» Given records:
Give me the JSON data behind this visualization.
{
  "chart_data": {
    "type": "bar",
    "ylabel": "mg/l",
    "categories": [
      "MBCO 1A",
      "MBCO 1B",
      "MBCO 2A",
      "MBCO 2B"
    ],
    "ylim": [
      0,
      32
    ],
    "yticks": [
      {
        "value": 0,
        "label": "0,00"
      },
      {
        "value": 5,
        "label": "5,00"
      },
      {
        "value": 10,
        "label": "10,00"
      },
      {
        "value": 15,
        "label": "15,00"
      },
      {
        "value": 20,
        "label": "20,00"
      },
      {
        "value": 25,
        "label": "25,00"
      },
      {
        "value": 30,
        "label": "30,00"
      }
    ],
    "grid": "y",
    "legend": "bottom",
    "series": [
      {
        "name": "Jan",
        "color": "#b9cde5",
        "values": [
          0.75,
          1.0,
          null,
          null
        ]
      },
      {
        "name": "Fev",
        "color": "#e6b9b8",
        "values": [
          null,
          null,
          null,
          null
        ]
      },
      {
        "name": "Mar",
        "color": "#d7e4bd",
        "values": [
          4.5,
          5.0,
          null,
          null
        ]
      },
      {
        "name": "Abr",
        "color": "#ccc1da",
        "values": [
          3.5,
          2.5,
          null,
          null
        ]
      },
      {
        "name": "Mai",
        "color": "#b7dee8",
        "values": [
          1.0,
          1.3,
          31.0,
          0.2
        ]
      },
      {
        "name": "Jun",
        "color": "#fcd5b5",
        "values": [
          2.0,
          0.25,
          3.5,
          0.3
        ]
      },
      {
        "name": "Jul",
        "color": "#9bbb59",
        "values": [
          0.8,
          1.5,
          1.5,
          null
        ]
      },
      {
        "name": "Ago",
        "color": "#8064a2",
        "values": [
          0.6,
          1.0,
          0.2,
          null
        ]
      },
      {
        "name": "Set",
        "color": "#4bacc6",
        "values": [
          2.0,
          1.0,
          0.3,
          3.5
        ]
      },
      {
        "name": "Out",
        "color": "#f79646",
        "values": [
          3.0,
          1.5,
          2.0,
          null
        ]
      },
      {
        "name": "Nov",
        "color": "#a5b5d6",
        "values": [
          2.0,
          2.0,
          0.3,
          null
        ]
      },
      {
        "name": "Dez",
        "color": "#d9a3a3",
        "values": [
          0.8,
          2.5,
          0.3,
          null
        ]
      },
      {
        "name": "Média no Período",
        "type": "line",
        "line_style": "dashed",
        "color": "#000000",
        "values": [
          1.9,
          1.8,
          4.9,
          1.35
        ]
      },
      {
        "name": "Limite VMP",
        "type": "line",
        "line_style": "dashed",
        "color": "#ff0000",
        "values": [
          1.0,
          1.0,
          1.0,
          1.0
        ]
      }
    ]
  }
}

» Requirement: Give back all the data exactly as written.

» Response for this exercise:
Give me the JSON data behind this visualization.
{
  "chart_data": {
    "type": "bar",
    "ylabel": "mg/l",
    "categories": [
      "MBCO 1A",
      "MBCO 1B",
      "MBCO 2A",
      "MBCO 2B"
    ],
    "ylim": [
      0,
      32
    ],
    "yticks": [
      {
        "value": 0,
        "label": "0,00"
      },
      {
        "value": 5,
        "label": "5,00"
      },
      {
        "value": 10,
        "label": "10,00"
      },
      {
        "value": 15,
        "label": "15,00"
      },
      {
        "value": 20,
        "label": "20,00"
      },
      {
        "value": 25,
        "label": "25,00"
      },
      {
        "value": 30,
        "label": "30,00"
      }
    ],
    "grid": "y",
    "legend": "bottom",
    "series": [
      {
        "name": "Jan",
        "color": "#b9cde5",
        "values": [
          0.75,
          1.0,
          null,
          null
        ]
      },
      {
        "name": "Fev",
        "color": "#e6b9b8",
        "values": [
          null,
          null,
          null,
          null
        ]
      },
      {
        "name": "Mar",
        "color": "#d7e4bd",
        "values": [
          4.5,
          5.0,
          null,
          null
        ]
      },
      {
        "name": "Abr",
        "color": "#ccc1da",
        "values": [
          3.5,
          2.5,
          null,
          null
        ]
      },
      {
        "name": "Mai",
        "color": "#b7dee8",
        "values": [
          1.0,
          1.3,
          31.0,
          0.2
        ]
      },
      {
        "name": "Jun",
        "color": "#fcd5b5",
        "values": [
          2.0,
          0.25,
          3.5,
          0.3
        ]
      },
      {
        "name": "Jul",
        "color": "#9bbb59",
        "values": [
          0.8,
          1.5,
          1.5,
          null
        ]
      },
      {
        "name": "Ago",
        "color": "#8064a2",
        "values": [
          0.6,
          1.0,
          0.2,
          null
        ]
      },
      {
        "name": "Set",
        "color": "#4bacc6",
        "values": [
          2.0,
          1.0,
          0.3,
          3.5
        ]
      },
      {
        "name": "Out",
        "color": "#f79646",
        "values": [
          3.0,
          1.5,
          2.0,
          null
        ]
      },
      {
        "name": "Nov",
        "color": "#a5b5d6",
        "values": [
          2.0,
          2.0,
          0.3,
          null
        ]
      },
      {
        "name": "Dez",
        "color": "#d9a3a3",
        "values": [
          0.8,
          2.5,
          0.3,
          null
        ]
      },
      {
        "name": "Média no Período",
        "type": "line",
        "line_style": "dashed",
        "color": "#000000",
        "values": [
          1.9,
          1.8,
          4.9,
          1.35
        ]
      },
      {
        "name": "Limite VMP",
        "type": "line",
        "line_style": "dashed",
        "color": "#ff0000",
        "values": [
          1.0,
          1.0,
          1.0,
          1.0
        ]
      }
    ]
  }
}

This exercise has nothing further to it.